*OBJECTIVE*: Scan the data below and pick out the lines containing the word "duration".
============================================================
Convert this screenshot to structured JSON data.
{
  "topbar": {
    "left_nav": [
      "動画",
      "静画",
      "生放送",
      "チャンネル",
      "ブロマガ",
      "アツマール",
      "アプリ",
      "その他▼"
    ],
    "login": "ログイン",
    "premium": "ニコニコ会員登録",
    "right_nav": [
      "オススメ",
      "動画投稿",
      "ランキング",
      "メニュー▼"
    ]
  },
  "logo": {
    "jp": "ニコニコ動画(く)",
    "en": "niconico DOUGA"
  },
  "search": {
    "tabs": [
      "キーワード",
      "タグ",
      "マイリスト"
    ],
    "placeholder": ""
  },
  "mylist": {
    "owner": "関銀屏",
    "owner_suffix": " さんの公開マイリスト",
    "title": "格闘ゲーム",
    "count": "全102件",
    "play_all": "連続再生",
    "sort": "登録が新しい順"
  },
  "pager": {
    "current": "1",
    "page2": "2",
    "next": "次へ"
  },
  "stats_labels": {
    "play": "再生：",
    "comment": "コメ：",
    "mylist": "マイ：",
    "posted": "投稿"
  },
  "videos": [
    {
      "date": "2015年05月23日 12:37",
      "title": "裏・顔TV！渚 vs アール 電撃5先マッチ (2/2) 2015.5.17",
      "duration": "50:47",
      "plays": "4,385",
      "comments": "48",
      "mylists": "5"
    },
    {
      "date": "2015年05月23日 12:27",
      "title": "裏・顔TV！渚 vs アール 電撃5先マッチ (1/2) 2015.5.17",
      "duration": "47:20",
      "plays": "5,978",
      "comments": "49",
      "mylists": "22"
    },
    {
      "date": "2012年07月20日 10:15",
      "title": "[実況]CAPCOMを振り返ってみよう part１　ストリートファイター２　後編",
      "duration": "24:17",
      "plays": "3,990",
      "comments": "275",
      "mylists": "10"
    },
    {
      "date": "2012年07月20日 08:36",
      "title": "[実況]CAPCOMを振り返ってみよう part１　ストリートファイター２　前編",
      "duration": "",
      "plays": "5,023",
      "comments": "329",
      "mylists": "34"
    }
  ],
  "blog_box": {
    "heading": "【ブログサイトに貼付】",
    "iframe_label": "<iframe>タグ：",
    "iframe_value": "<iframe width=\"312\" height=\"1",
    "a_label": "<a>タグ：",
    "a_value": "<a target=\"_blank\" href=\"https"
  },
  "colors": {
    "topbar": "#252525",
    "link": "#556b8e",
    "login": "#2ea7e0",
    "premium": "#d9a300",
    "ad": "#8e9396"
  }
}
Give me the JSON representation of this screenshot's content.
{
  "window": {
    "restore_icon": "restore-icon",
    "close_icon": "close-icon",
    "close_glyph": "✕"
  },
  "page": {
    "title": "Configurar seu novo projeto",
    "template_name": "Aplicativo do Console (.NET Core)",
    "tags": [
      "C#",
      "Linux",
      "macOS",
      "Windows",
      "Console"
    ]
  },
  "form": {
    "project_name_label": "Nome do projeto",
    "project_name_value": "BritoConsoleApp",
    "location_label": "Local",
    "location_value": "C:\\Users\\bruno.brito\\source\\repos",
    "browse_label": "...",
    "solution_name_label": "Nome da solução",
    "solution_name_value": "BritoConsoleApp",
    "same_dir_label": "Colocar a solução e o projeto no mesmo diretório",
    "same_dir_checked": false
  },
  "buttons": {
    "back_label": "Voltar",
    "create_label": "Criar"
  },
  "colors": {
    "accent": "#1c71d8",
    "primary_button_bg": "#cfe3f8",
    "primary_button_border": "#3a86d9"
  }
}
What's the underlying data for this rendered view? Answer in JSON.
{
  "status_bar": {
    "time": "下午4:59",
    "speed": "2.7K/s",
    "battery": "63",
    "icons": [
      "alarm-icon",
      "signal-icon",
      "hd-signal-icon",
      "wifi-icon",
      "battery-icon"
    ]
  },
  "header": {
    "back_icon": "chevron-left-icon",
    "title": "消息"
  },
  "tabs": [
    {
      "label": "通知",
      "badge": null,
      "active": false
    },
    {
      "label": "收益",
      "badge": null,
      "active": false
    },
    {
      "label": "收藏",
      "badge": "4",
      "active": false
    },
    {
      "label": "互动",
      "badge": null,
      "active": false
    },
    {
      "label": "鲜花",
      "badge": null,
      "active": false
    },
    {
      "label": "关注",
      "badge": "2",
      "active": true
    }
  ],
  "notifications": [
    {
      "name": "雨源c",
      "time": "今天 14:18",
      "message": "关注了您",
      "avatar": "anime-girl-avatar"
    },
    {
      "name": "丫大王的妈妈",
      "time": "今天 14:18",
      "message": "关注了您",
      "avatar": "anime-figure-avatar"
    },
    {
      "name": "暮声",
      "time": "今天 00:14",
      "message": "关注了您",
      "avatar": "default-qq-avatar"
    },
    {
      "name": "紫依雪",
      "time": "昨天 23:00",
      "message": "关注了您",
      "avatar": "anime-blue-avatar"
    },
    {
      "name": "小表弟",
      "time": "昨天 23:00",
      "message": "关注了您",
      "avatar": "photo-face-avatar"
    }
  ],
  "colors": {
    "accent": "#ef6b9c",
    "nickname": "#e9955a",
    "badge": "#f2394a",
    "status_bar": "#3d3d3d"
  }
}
============================================================
*THE OUTPUT*:
      "duration": "50:47",
      "duration": "47:20",
      "duration": "24:17",
      "duration": "",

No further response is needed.